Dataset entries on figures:
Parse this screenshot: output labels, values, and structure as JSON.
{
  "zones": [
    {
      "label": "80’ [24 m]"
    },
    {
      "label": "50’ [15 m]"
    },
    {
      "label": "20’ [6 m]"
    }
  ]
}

Goal
Please output the entire listing exactly as it stands.

Response
Parse this screenshot: output labels, values, and structure as JSON.
{
  "zones": [
    {
      "label": "80’ [24 m]"
    },
    {
      "label": "50’ [15 m]"
    },
    {
      "label": "20’ [6 m]"
    }
  ]
}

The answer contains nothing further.